● Given records:
-*-
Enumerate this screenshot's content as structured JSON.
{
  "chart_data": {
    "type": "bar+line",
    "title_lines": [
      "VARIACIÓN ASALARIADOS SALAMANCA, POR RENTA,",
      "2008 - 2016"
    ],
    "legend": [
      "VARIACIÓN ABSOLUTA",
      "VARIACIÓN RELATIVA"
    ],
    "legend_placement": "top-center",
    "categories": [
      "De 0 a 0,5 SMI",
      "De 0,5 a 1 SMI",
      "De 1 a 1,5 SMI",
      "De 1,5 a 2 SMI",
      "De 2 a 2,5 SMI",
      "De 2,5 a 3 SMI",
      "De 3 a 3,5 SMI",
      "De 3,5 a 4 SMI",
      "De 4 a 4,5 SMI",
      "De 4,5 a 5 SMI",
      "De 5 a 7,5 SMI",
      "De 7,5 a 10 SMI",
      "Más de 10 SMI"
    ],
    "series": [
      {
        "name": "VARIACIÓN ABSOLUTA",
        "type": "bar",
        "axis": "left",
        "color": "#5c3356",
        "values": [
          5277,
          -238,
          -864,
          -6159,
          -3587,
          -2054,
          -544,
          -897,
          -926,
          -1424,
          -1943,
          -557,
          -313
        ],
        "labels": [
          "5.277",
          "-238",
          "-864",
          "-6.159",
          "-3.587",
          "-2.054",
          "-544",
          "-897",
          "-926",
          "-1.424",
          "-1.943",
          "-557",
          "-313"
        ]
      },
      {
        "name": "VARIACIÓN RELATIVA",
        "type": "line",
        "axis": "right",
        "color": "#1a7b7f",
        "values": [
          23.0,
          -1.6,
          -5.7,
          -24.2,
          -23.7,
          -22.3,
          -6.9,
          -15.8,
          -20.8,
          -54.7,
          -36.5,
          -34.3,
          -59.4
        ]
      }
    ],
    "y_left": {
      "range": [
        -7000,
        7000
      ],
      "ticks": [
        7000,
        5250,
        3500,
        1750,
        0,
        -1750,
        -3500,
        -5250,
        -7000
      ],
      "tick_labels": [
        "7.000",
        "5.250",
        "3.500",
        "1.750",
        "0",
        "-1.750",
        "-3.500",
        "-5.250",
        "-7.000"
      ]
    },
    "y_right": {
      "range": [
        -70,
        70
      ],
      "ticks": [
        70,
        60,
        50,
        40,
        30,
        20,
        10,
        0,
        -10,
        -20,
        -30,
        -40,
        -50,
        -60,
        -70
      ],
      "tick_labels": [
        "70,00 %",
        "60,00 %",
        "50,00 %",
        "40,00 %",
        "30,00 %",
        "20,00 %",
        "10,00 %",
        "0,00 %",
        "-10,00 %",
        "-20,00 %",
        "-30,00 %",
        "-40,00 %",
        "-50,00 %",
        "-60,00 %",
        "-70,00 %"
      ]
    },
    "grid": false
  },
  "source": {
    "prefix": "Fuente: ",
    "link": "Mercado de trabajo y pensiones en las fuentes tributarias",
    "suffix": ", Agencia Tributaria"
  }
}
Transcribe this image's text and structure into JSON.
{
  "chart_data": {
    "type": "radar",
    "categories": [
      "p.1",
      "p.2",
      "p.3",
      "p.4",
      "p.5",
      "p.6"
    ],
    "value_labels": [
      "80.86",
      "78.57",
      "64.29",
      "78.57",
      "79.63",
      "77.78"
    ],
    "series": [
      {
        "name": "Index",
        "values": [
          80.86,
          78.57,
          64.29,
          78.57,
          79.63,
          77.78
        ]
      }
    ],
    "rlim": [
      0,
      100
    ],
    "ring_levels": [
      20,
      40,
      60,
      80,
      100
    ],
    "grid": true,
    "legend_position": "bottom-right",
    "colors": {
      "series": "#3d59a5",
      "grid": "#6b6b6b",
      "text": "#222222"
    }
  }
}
-*-
From the records above, pull out every line containing the word "RELATIVA".

      "VARIACIÓN RELATIVA"
        "name": "VARIACIÓN RELATIVA",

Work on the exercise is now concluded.